* EXERCISE *
Repeat each entry as written and leave the images out of the copy.

──────── DATA RECORDS ────────

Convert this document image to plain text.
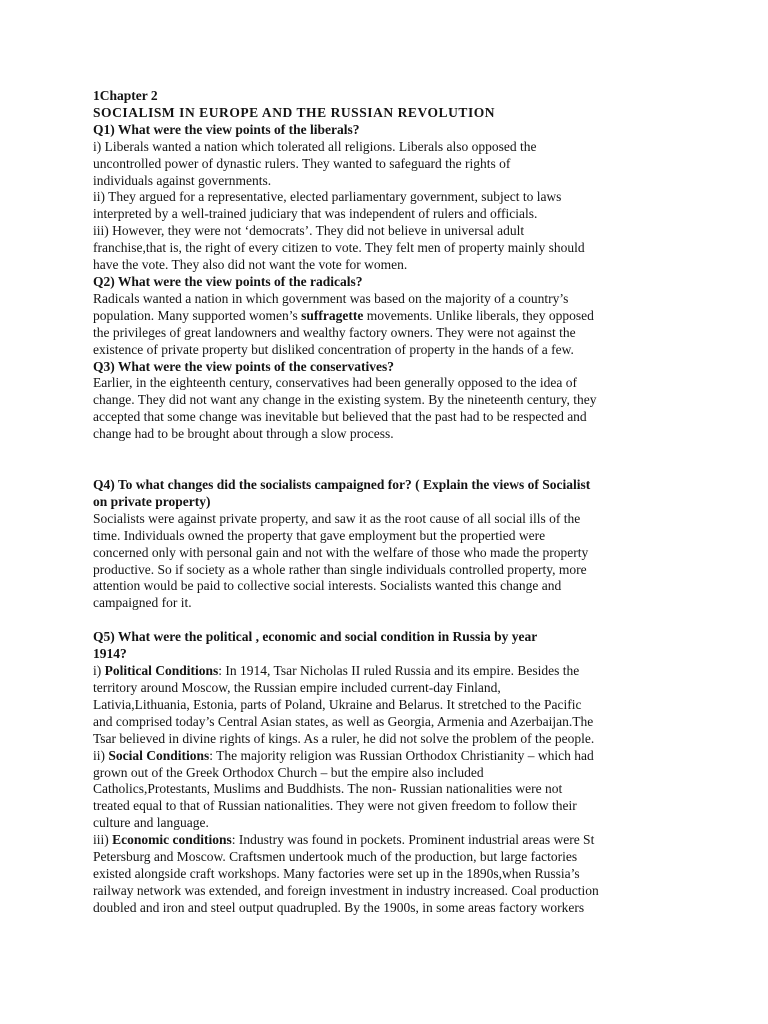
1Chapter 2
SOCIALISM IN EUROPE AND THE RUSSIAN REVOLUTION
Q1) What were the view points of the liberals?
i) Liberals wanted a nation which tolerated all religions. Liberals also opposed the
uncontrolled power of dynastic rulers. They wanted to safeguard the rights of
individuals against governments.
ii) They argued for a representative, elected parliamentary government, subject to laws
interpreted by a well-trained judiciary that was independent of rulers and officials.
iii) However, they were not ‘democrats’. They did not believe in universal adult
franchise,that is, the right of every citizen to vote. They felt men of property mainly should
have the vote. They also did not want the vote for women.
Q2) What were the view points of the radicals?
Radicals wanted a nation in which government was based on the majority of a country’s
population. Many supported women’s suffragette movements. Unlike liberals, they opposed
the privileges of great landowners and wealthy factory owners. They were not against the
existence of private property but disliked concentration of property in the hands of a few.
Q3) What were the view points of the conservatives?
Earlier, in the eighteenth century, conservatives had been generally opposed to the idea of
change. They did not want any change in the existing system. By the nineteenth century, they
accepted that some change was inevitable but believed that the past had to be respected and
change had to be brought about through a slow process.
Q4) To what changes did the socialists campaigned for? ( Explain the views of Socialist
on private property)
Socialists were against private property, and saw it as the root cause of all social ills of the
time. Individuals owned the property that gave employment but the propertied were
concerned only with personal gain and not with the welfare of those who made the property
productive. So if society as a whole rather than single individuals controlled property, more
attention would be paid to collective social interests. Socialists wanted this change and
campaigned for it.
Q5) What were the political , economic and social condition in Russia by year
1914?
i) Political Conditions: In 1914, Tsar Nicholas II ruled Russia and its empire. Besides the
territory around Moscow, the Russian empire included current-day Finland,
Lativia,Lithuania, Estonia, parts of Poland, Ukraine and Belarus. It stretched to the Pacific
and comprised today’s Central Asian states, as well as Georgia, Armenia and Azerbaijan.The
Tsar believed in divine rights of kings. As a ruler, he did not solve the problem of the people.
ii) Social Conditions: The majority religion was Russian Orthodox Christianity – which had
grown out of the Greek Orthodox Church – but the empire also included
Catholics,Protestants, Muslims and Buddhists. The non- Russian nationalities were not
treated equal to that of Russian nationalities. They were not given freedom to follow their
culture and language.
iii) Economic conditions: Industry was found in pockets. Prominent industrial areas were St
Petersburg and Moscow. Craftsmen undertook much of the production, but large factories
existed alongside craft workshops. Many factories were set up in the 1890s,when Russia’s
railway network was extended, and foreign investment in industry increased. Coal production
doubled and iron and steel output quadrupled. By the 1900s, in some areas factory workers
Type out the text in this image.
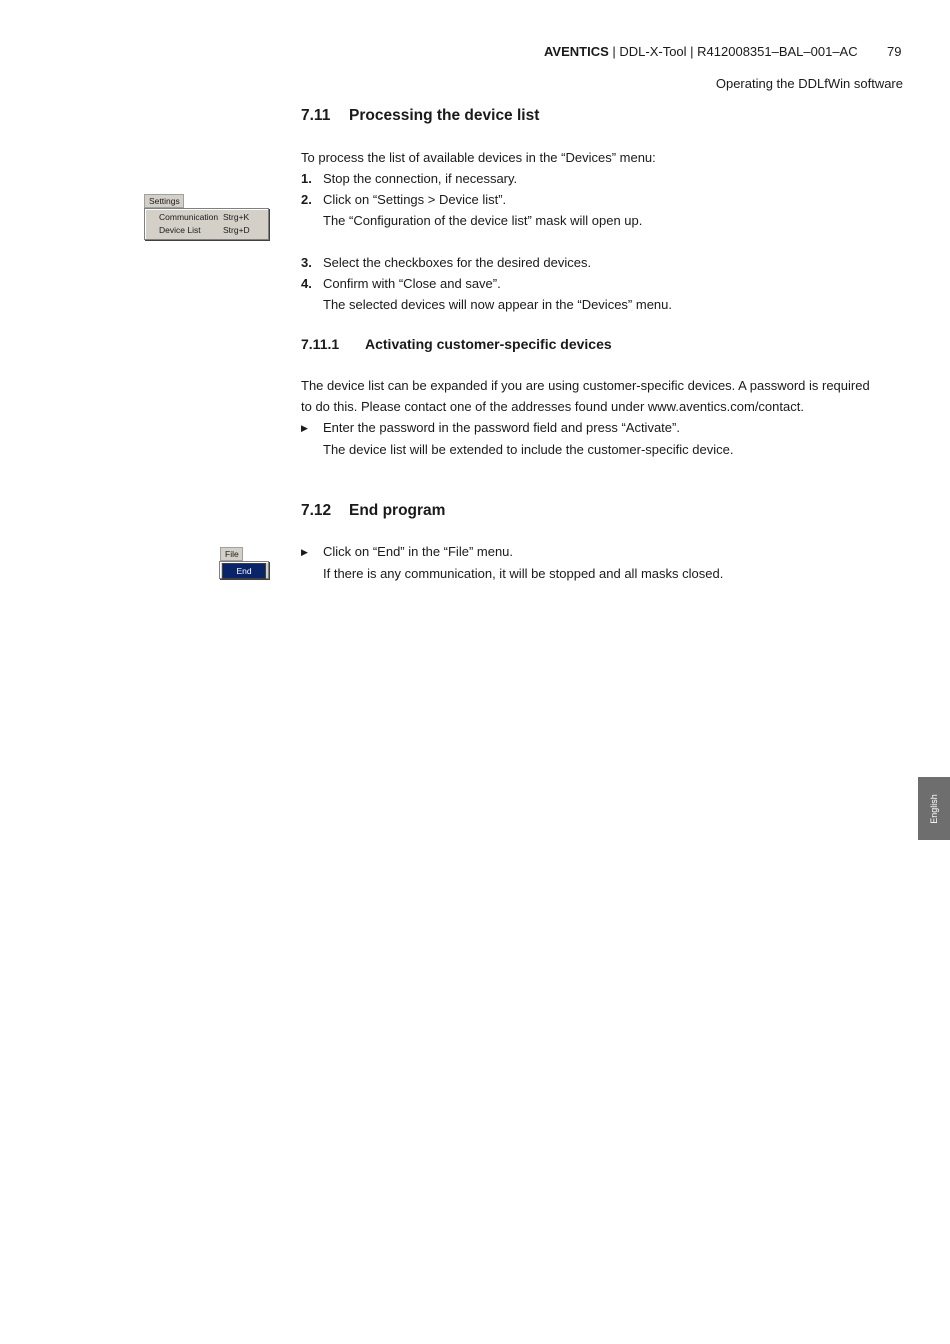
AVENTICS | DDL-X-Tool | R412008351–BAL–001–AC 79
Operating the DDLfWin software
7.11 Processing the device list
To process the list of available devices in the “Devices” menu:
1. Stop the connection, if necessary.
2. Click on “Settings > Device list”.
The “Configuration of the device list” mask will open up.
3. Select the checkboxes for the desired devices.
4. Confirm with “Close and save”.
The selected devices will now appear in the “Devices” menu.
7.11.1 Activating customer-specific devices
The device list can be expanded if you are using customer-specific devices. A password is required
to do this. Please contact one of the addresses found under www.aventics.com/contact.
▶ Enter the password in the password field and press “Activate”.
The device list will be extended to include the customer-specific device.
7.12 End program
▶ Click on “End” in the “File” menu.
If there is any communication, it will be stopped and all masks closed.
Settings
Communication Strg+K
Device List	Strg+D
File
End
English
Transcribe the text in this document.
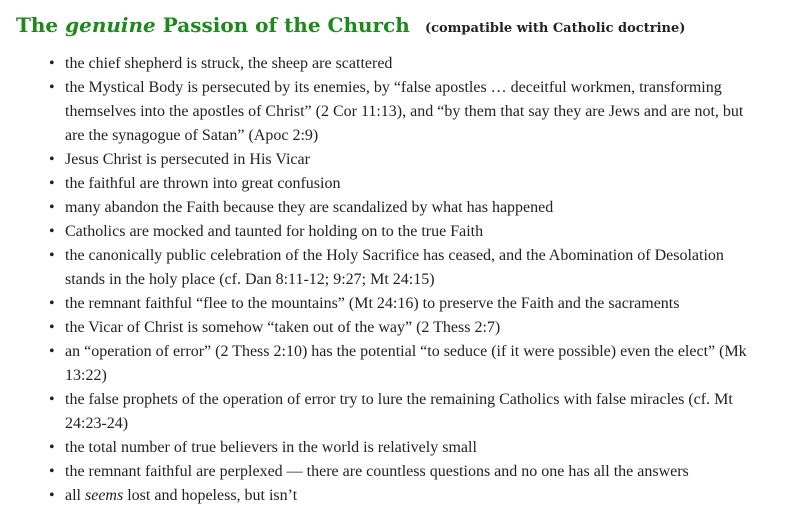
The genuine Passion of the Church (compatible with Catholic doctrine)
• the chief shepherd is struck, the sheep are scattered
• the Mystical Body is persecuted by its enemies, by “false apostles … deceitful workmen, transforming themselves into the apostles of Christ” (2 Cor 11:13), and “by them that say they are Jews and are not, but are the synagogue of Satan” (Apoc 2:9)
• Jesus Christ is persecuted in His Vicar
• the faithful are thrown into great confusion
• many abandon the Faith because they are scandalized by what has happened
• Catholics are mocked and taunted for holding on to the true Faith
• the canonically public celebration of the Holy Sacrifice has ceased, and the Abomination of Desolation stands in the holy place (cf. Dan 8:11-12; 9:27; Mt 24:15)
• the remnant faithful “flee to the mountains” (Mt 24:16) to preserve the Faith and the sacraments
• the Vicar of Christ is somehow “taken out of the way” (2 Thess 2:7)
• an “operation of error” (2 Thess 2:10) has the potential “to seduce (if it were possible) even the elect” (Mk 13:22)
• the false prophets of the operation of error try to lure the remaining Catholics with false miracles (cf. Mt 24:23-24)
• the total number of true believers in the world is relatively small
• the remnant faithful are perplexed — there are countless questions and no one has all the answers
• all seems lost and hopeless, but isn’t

────────

* THE REPLY *
Convert this document image to plain text.
1Chapter 2
SOCIALISM IN EUROPE AND THE RUSSIAN REVOLUTION
Q1) What were the view points of the liberals?
i) Liberals wanted a nation which tolerated all religions. Liberals also opposed the
uncontrolled power of dynastic rulers. They wanted to safeguard the rights of
individuals against governments.
ii) They argued for a representative, elected parliamentary government, subject to laws
interpreted by a well-trained judiciary that was independent of rulers and officials.
iii) However, they were not ‘democrats’. They did not believe in universal adult
franchise,that is, the right of every citizen to vote. They felt men of property mainly should
have the vote. They also did not want the vote for women.
Q2) What were the view points of the radicals?
Radicals wanted a nation in which government was based on the majority of a country’s
population. Many supported women’s suffragette movements. Unlike liberals, they opposed
the privileges of great landowners and wealthy factory owners. They were not against the
existence of private property but disliked concentration of property in the hands of a few.
Q3) What were the view points of the conservatives?
Earlier, in the eighteenth century, conservatives had been generally opposed to the idea of
change. They did not want any change in the existing system. By the nineteenth century, they
accepted that some change was inevitable but believed that the past had to be respected and
change had to be brought about through a slow process.
Q4) To what changes did the socialists campaigned for? ( Explain the views of Socialist
on private property)
Socialists were against private property, and saw it as the root cause of all social ills of the
time. Individuals owned the property that gave employment but the propertied were
concerned only with personal gain and not with the welfare of those who made the property
productive. So if society as a whole rather than single individuals controlled property, more
attention would be paid to collective social interests. Socialists wanted this change and
campaigned for it.
Q5) What were the political , economic and social condition in Russia by year
1914?
i) Political Conditions: In 1914, Tsar Nicholas II ruled Russia and its empire. Besides the
territory around Moscow, the Russian empire included current-day Finland,
Lativia,Lithuania, Estonia, parts of Poland, Ukraine and Belarus. It stretched to the Pacific
and comprised today’s Central Asian states, as well as Georgia, Armenia and Azerbaijan.The
Tsar believed in divine rights of kings. As a ruler, he did not solve the problem of the people.
ii) Social Conditions: The majority religion was Russian Orthodox Christianity – which had
grown out of the Greek Orthodox Church – but the empire also included
Catholics,Protestants, Muslims and Buddhists. The non- Russian nationalities were not
treated equal to that of Russian nationalities. They were not given freedom to follow their
culture and language.
iii) Economic conditions: Industry was found in pockets. Prominent industrial areas were St
Petersburg and Moscow. Craftsmen undertook much of the production, but large factories
existed alongside craft workshops. Many factories were set up in the 1890s,when Russia’s
railway network was extended, and foreign investment in industry increased. Coal production
doubled and iron and steel output quadrupled. By the 1900s, in some areas factory workers
Type out the text in this image.
AVENTICS | DDL-X-Tool | R412008351–BAL–001–AC 79
Operating the DDLfWin software
7.11 Processing the device list
To process the list of available devices in the “Devices” menu:
1. Stop the connection, if necessary.
2. Click on “Settings > Device list”.
The “Configuration of the device list” mask will open up.
3. Select the checkboxes for the desired devices.
4. Confirm with “Close and save”.
The selected devices will now appear in the “Devices” menu.
7.11.1 Activating customer-specific devices
The device list can be expanded if you are using customer-specific devices. A password is required
to do this. Please contact one of the addresses found under www.aventics.com/contact.
▶ Enter the password in the password field and press “Activate”.
The device list will be extended to include the customer-specific device.
7.12 End program
▶ Click on “End” in the “File” menu.
If there is any communication, it will be stopped and all masks closed.
Settings
Communication Strg+K
Device List	Strg+D
File
End
English
Transcribe the text in this document.
The genuine Passion of the Church (compatible with Catholic doctrine)
• the chief shepherd is struck, the sheep are scattered
• the Mystical Body is persecuted by its enemies, by “false apostles … deceitful workmen, transforming themselves into the apostles of Christ” (2 Cor 11:13), and “by them that say they are Jews and are not, but are the synagogue of Satan” (Apoc 2:9)
• Jesus Christ is persecuted in His Vicar
• the faithful are thrown into great confusion
• many abandon the Faith because they are scandalized by what has happened
• Catholics are mocked and taunted for holding on to the true Faith
• the canonically public celebration of the Holy Sacrifice has ceased, and the Abomination of Desolation stands in the holy place (cf. Dan 8:11-12; 9:27; Mt 24:15)
• the remnant faithful “flee to the mountains” (Mt 24:16) to preserve the Faith and the sacraments
• the Vicar of Christ is somehow “taken out of the way” (2 Thess 2:7)
• an “operation of error” (2 Thess 2:10) has the potential “to seduce (if it were possible) even the elect” (Mk 13:22)
• the false prophets of the operation of error try to lure the remaining Catholics with false miracles (cf. Mt 24:23-24)
• the total number of true believers in the world is relatively small
• the remnant faithful are perplexed — there are countless questions and no one has all the answers
• all seems lost and hopeless, but isn’t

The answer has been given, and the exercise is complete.